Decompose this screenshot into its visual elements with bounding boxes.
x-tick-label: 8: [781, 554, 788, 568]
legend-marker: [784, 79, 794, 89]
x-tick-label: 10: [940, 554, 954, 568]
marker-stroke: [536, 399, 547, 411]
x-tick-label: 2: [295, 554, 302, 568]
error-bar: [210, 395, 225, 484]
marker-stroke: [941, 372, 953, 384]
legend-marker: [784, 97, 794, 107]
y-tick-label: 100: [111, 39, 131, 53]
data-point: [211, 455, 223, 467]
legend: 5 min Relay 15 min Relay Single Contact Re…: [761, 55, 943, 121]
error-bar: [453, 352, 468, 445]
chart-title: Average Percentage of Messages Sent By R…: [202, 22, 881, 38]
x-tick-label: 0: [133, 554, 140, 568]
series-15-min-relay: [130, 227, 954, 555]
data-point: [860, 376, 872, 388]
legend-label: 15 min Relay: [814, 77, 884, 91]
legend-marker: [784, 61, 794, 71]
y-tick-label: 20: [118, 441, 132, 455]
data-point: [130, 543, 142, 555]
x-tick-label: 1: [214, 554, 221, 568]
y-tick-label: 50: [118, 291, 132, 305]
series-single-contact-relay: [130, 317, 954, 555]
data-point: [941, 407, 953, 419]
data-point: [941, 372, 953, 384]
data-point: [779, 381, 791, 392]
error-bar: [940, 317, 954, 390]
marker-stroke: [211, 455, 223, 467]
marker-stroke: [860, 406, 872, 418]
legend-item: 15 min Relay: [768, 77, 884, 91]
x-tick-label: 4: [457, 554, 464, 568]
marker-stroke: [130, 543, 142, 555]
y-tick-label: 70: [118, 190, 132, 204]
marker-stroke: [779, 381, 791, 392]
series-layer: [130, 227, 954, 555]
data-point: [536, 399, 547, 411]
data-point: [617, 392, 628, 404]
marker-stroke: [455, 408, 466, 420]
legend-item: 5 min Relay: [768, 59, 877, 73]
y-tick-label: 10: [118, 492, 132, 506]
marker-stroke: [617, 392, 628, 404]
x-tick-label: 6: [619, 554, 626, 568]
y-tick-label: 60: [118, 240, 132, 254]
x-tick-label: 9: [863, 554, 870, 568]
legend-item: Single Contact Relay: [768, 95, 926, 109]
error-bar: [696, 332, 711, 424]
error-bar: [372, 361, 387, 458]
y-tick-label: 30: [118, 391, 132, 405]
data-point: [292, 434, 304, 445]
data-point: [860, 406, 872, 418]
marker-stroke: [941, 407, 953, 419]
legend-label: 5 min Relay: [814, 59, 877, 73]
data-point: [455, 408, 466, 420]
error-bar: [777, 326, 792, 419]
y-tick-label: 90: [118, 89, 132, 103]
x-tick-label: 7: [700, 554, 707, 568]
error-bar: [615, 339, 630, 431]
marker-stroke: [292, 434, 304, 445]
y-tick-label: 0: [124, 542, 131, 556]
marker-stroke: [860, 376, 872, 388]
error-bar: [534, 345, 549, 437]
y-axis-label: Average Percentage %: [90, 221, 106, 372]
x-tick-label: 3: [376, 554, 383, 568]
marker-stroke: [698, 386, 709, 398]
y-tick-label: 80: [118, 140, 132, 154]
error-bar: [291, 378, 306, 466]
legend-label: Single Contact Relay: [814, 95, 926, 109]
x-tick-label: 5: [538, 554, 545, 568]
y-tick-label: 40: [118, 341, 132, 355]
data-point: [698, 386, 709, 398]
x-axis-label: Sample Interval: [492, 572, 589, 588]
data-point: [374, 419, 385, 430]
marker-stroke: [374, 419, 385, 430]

#####

Copy the entries without any change, starting with the first line and going on through the line that contains "data-point: [779, 381, 791, 392]".

Decompose this screenshot into its visual elements with bounding boxes.
x-tick-label: 8: [781, 554, 788, 568]
legend-marker: [784, 79, 794, 89]
x-tick-label: 10: [940, 554, 954, 568]
marker-stroke: [536, 399, 547, 411]
x-tick-label: 2: [295, 554, 302, 568]
error-bar: [210, 395, 225, 484]
marker-stroke: [941, 372, 953, 384]
legend-marker: [784, 97, 794, 107]
y-tick-label: 100: [111, 39, 131, 53]
data-point: [211, 455, 223, 467]
legend: 5 min Relay 15 min Relay Single Contact Re…: [761, 55, 943, 121]
error-bar: [453, 352, 468, 445]
chart-title: Average Percentage of Messages Sent By R…: [202, 22, 881, 38]
x-tick-label: 0: [133, 554, 140, 568]
series-15-min-relay: [130, 227, 954, 555]
data-point: [860, 376, 872, 388]
legend-label: 15 min Relay: [814, 77, 884, 91]
legend-marker: [784, 61, 794, 71]
y-tick-label: 20: [118, 441, 132, 455]
data-point: [130, 543, 142, 555]
x-tick-label: 1: [214, 554, 221, 568]
y-tick-label: 50: [118, 291, 132, 305]
series-single-contact-relay: [130, 317, 954, 555]
data-point: [941, 407, 953, 419]
data-point: [941, 372, 953, 384]
data-point: [779, 381, 791, 392]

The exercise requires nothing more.